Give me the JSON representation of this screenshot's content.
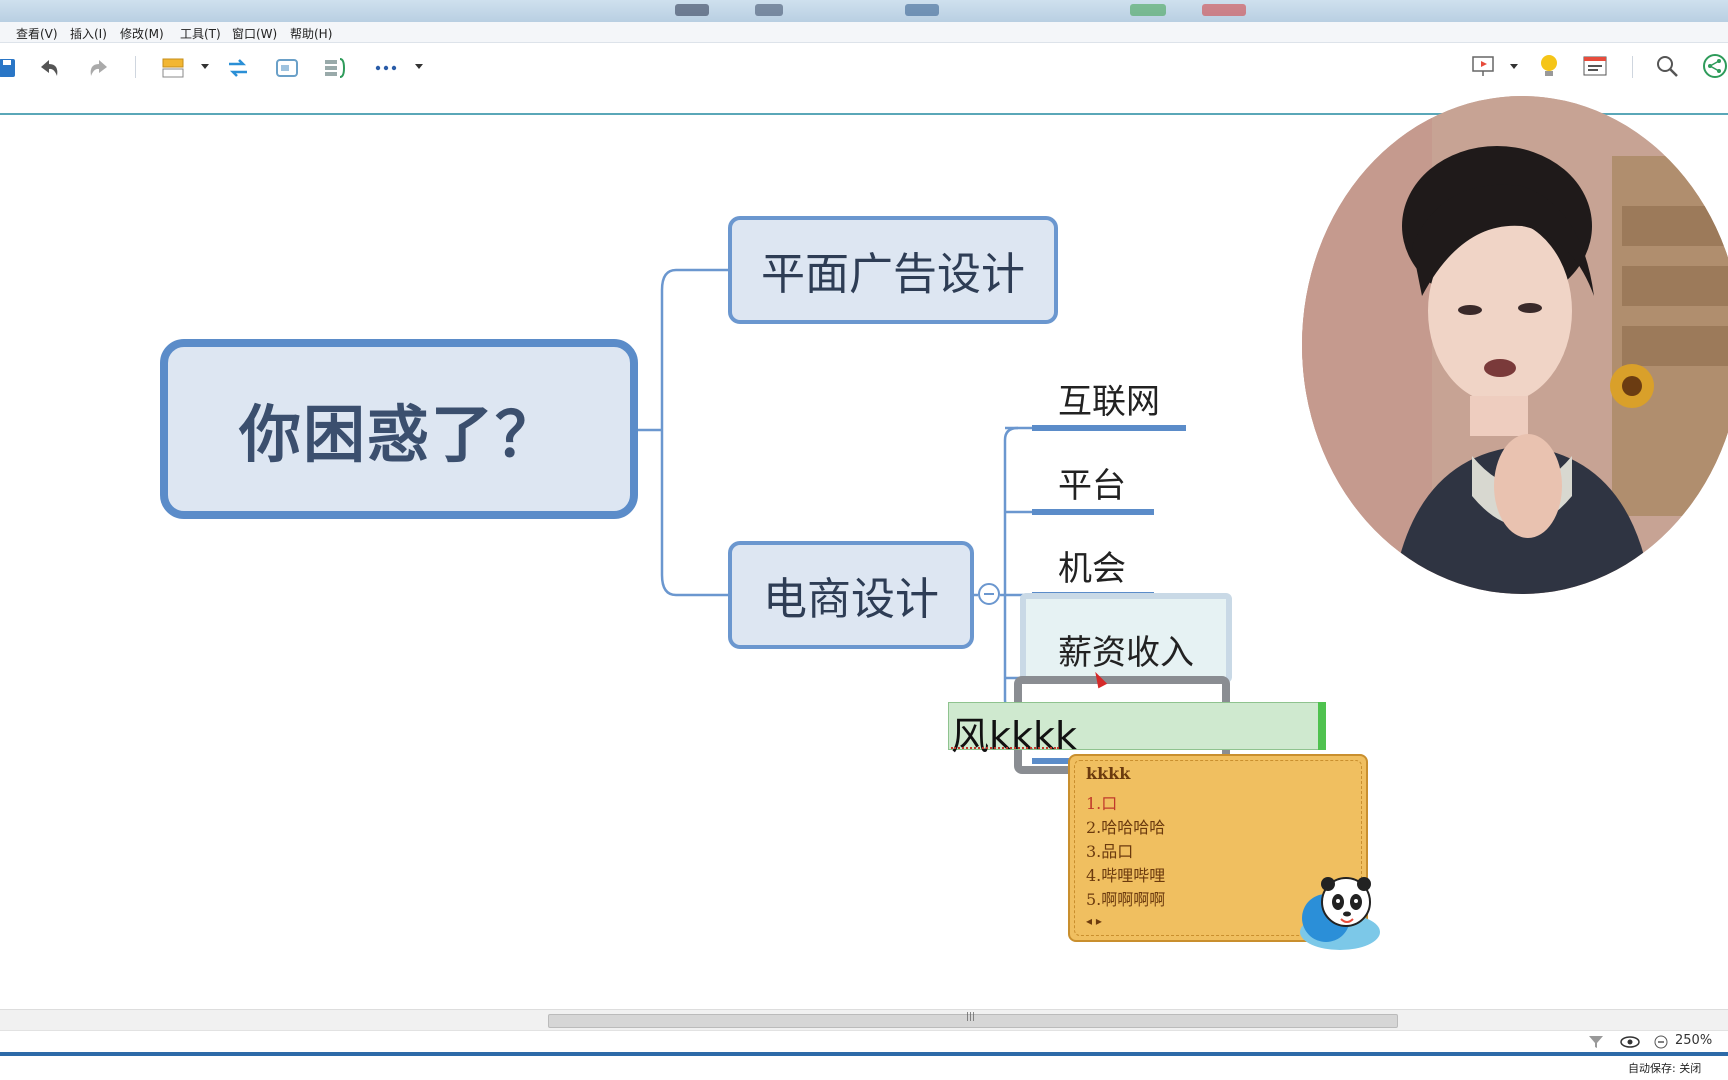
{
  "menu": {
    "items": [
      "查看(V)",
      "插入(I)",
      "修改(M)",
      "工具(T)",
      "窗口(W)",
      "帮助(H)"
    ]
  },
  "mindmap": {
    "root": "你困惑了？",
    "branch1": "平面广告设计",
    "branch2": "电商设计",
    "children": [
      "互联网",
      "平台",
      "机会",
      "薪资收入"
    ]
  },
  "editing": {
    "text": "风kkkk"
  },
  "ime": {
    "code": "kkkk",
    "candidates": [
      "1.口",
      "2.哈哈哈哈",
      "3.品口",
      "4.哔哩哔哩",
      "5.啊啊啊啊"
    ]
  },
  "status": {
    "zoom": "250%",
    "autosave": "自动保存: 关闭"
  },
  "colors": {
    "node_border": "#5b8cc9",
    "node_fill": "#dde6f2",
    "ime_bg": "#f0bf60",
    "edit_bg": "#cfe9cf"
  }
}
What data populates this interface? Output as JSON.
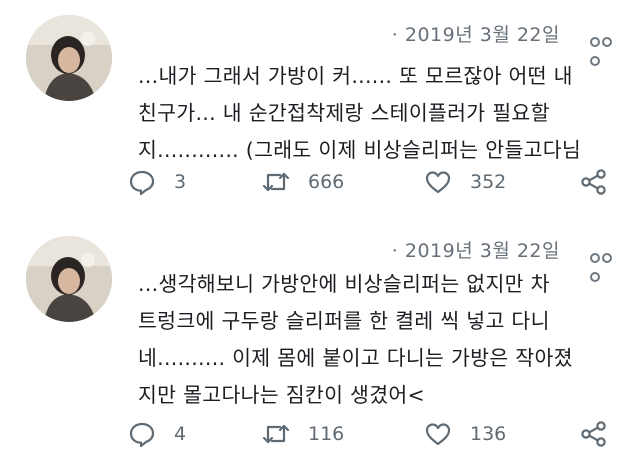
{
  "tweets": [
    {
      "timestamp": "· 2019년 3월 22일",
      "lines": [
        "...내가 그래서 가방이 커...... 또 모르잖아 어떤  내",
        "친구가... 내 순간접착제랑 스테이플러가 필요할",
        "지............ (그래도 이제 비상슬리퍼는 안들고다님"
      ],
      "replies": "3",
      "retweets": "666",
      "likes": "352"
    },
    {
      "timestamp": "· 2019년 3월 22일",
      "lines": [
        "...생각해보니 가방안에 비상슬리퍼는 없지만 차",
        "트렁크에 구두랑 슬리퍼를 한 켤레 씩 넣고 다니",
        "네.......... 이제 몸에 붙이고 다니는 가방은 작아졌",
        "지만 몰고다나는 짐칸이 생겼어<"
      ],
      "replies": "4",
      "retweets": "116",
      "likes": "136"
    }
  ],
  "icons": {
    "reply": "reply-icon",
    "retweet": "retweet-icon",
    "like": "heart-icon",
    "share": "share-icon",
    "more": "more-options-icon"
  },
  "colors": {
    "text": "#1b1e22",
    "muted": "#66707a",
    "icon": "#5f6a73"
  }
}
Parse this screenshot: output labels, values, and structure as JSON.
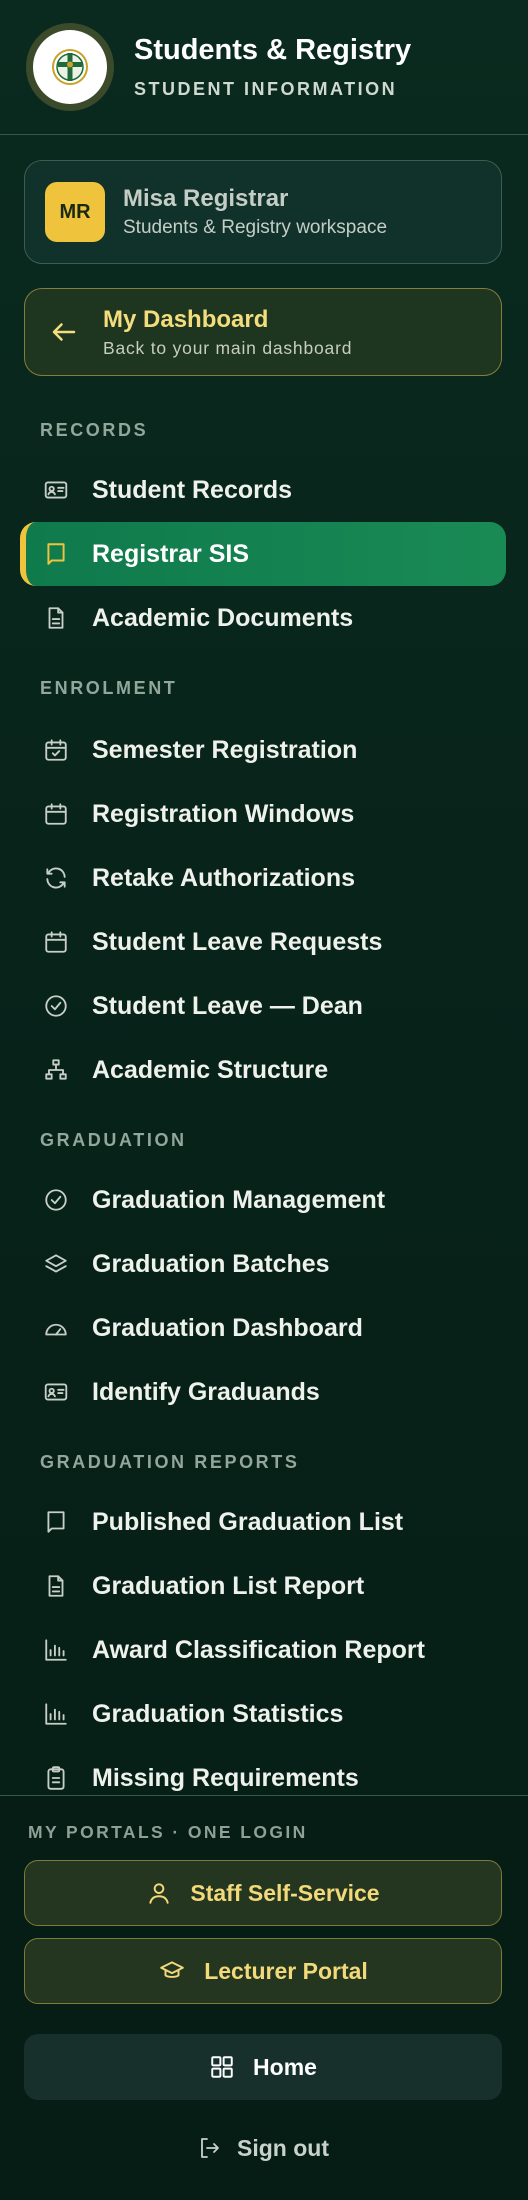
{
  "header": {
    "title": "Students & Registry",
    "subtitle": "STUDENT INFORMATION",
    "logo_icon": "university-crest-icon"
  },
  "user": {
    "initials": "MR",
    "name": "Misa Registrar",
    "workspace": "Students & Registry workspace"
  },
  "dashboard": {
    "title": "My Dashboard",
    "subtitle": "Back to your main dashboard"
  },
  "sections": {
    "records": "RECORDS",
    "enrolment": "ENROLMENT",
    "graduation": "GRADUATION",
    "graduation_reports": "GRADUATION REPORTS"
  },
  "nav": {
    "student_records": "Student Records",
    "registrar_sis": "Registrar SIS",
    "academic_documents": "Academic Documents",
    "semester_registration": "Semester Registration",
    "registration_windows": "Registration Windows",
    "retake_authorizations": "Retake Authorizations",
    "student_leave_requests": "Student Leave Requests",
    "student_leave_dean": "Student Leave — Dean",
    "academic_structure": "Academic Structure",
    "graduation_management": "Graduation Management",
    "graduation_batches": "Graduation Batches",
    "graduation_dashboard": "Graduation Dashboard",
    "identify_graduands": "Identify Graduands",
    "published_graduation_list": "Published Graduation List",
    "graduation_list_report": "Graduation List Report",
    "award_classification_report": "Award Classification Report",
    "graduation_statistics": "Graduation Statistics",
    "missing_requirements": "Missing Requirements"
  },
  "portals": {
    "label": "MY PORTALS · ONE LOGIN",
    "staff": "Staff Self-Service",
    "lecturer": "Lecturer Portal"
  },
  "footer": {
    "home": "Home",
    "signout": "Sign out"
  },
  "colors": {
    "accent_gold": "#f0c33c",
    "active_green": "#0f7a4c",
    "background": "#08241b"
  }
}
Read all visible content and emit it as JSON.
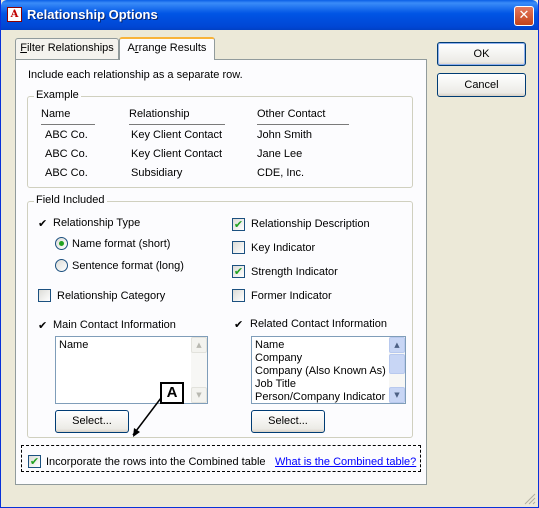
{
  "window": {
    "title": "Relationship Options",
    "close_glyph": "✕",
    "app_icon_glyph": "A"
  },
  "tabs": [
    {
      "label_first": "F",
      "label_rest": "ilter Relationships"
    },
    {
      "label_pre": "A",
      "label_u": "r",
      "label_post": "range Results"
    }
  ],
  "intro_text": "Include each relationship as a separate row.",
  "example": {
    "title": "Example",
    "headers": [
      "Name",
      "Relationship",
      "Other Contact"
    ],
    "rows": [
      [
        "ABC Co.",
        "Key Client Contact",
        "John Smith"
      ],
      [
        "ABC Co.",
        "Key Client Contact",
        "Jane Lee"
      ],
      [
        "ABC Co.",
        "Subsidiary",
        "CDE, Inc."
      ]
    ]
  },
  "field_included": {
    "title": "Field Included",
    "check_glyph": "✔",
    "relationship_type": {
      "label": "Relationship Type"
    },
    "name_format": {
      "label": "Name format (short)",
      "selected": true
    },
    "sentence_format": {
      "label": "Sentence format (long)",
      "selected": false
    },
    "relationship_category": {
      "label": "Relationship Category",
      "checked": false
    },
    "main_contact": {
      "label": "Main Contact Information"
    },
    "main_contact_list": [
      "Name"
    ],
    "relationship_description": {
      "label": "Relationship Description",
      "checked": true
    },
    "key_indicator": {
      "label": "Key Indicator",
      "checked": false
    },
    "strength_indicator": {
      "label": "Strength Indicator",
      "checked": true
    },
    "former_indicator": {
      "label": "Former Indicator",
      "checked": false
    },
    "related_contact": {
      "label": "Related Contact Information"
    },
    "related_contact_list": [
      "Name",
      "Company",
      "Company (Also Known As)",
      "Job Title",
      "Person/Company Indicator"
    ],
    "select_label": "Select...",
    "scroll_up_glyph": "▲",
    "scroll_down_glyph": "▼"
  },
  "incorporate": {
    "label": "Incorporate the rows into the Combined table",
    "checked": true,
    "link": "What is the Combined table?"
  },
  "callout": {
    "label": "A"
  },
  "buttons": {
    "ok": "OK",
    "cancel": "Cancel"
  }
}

══════

Working from the listing above, pick out every line that has "screenshot" and copy it.

Result of this exercise:
Give me the JSON representation of this screenshot's content.
Parse this screenshot: output labels, values, and structure as JSON.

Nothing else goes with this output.